Exercise objective:
All entries are to be quoted exactly; the images stay out of the copy.

Recorded data:
○ ○ ○ ○ ○ ○ ○

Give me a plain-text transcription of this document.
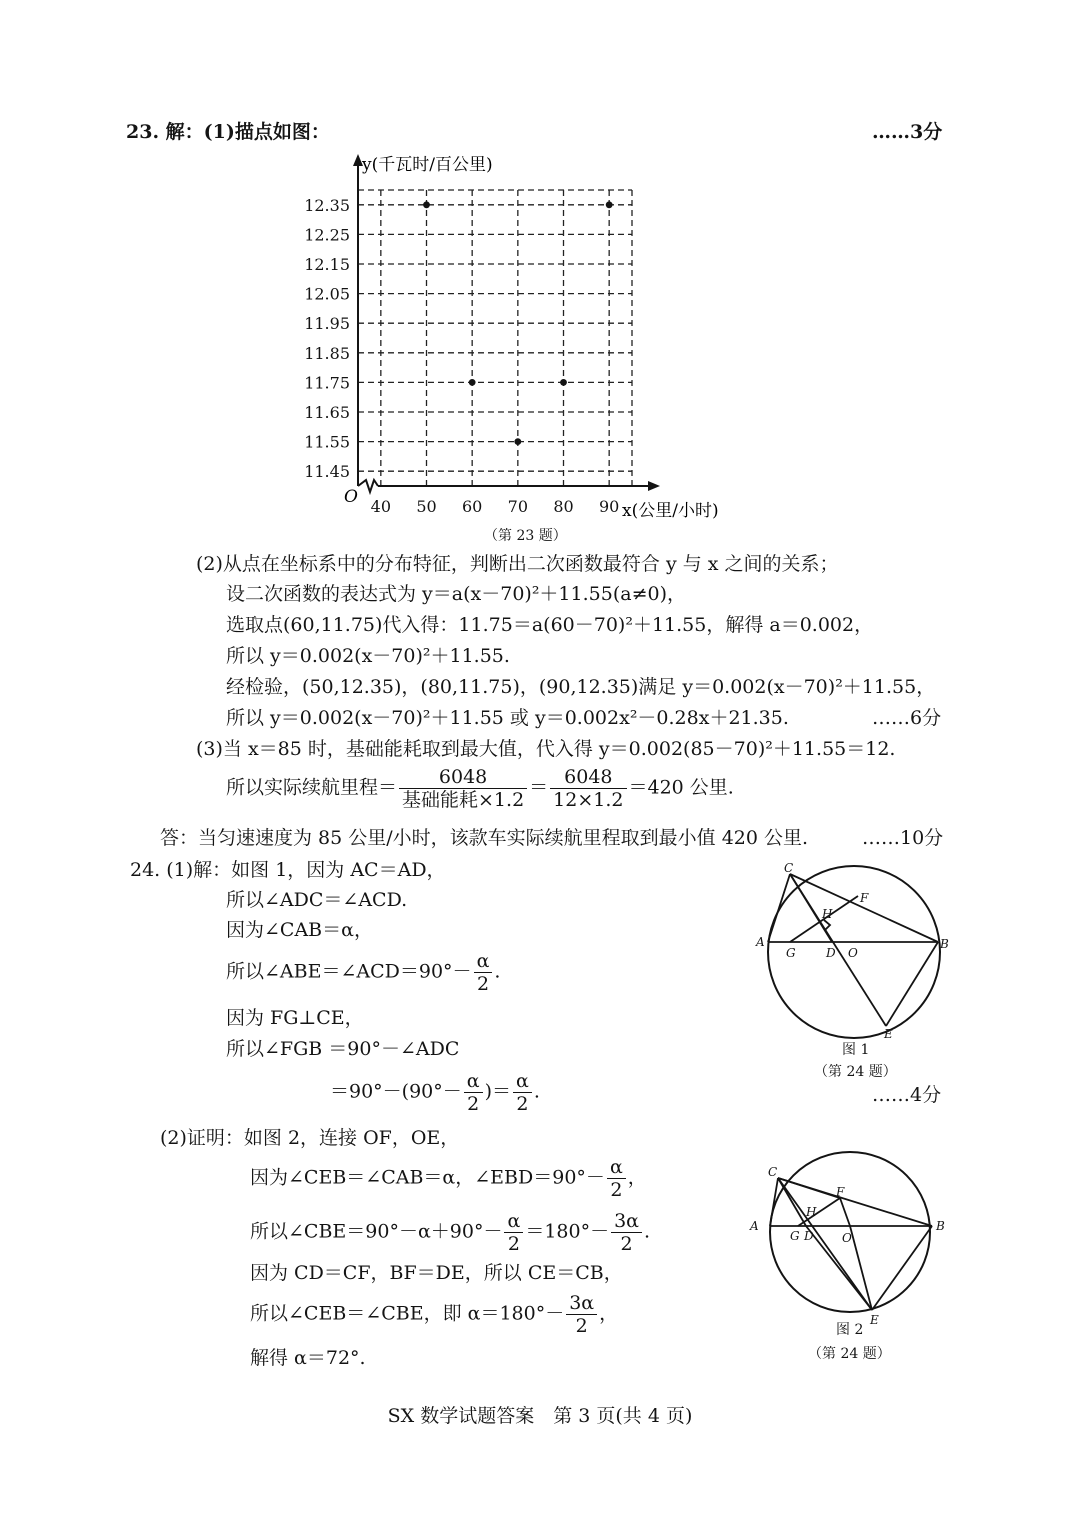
23. 解：(1)描点如图：	……3分
12.35
12.25
12.15
12.05
11.95
11.85
11.75
11.65
11.55
11.45
40 50 60 70 80 90
y(千瓦时/百公里)
x(公里/小时)
O
（第 23 题）
(2)从点在坐标系中的分布特征，判断出二次函数最符合 y 与 x 之间的关系；
设二次函数的表达式为 y＝a(x－70)²＋11.55(a≠0)，
选取点(60,11.75)代入得：11.75＝a(60－70)²＋11.55，解得 a＝0.002，
所以 y＝0.002(x－70)²＋11.55.
经检验，(50,12.35)，(80,11.75)，(90,12.35)满足 y＝0.002(x－70)²＋11.55，
所以 y＝0.002(x－70)²＋11.55 或 y＝0.002x²－0.28x＋21.35.	……6分
(3)当 x＝85 时，基础能耗取到最大值，代入得 y＝0.002(85－70)²＋11.55＝12.
所以实际续航里程＝ $\frac{6048}{\text{基础能耗×1.2}} = \frac{6048}{12\times 1.2} =420$ 公里.
答：当匀速速度为 85 公里/小时，该款车实际续航里程取到最小值 420 公里.	……10分
24. (1)解：如图 1，因为 AC＝AD，
所以∠ADC＝∠ACD.
因为∠CAB＝α，
所以∠ABE＝∠ACD＝90°－ $\frac{\alpha}{2}$ .
因为 FG⊥CE，
所以∠FGB ＝90°－∠ADC
$=90^\circ-(90^\circ- \frac{\alpha}{2}$ )＝ $\frac{\alpha}{2}$ .	……4分
(2)证明：如图 2，连接 OF，OE，
因为∠CEB＝∠CAB＝α，∠EBD＝90°－ $\frac{\alpha}{2}$ ，
所以∠CBE＝90°－α＋90°－ $\frac{\alpha}{2} =180^\circ- \frac{3\alpha}{2}$ .
因为 CD＝CF，BF＝DE，所以 CE＝CB，
所以∠CEB＝∠CBE，即 $\alpha=180^\circ- \frac{3\alpha}{2}$ ，
解得 α＝72°.
C
A	B
F
H
G	D O
E
图 1
（第 24 题）
C
A	B
F
H
G D O
E
图 2
（第 24 题）
SX 数学试题答案　第 3 页(共 4 页)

○ ○ ○ ○ ○ ○ ○

Reply:
Give me a plain-text transcription of this document.
23. 解：(1)描点如图：	……3分
12.35
12.25
12.15
12.05
11.95
11.85
11.75
11.65
11.55
11.45
40 50 60 70 80 90
y(千瓦时/百公里)
x(公里/小时)
O
（第 23 题）
(2)从点在坐标系中的分布特征，判断出二次函数最符合 y 与 x 之间的关系；
设二次函数的表达式为 y＝a(x－70)²＋11.55(a≠0)，
选取点(60,11.75)代入得：11.75＝a(60－70)²＋11.55，解得 a＝0.002，
所以 y＝0.002(x－70)²＋11.55.
经检验，(50,12.35)，(80,11.75)，(90,12.35)满足 y＝0.002(x－70)²＋11.55，
所以 y＝0.002(x－70)²＋11.55 或 y＝0.002x²－0.28x＋21.35.	……6分
(3)当 x＝85 时，基础能耗取到最大值，代入得 y＝0.002(85－70)²＋11.55＝12.
所以实际续航里程＝ $\frac{6048}{\text{基础能耗×1.2}} = \frac{6048}{12\times 1.2} =420$ 公里.
答：当匀速速度为 85 公里/小时，该款车实际续航里程取到最小值 420 公里.	……10分
24. (1)解：如图 1，因为 AC＝AD，
所以∠ADC＝∠ACD.
因为∠CAB＝α，
所以∠ABE＝∠ACD＝90°－ $\frac{\alpha}{2}$ .
因为 FG⊥CE，
所以∠FGB ＝90°－∠ADC
$=90^\circ-(90^\circ- \frac{\alpha}{2}$ )＝ $\frac{\alpha}{2}$ .	……4分
(2)证明：如图 2，连接 OF，OE，
因为∠CEB＝∠CAB＝α，∠EBD＝90°－ $\frac{\alpha}{2}$ ，
所以∠CBE＝90°－α＋90°－ $\frac{\alpha}{2} =180^\circ- \frac{3\alpha}{2}$ .
因为 CD＝CF，BF＝DE，所以 CE＝CB，
所以∠CEB＝∠CBE，即 $\alpha=180^\circ- \frac{3\alpha}{2}$ ，
解得 α＝72°.
C
A	B
F
H
G	D O
E
图 1
（第 24 题）
C
A	B
F
H
G D O
E
图 2
（第 24 题）
SX 数学试题答案　第 3 页(共 4 页)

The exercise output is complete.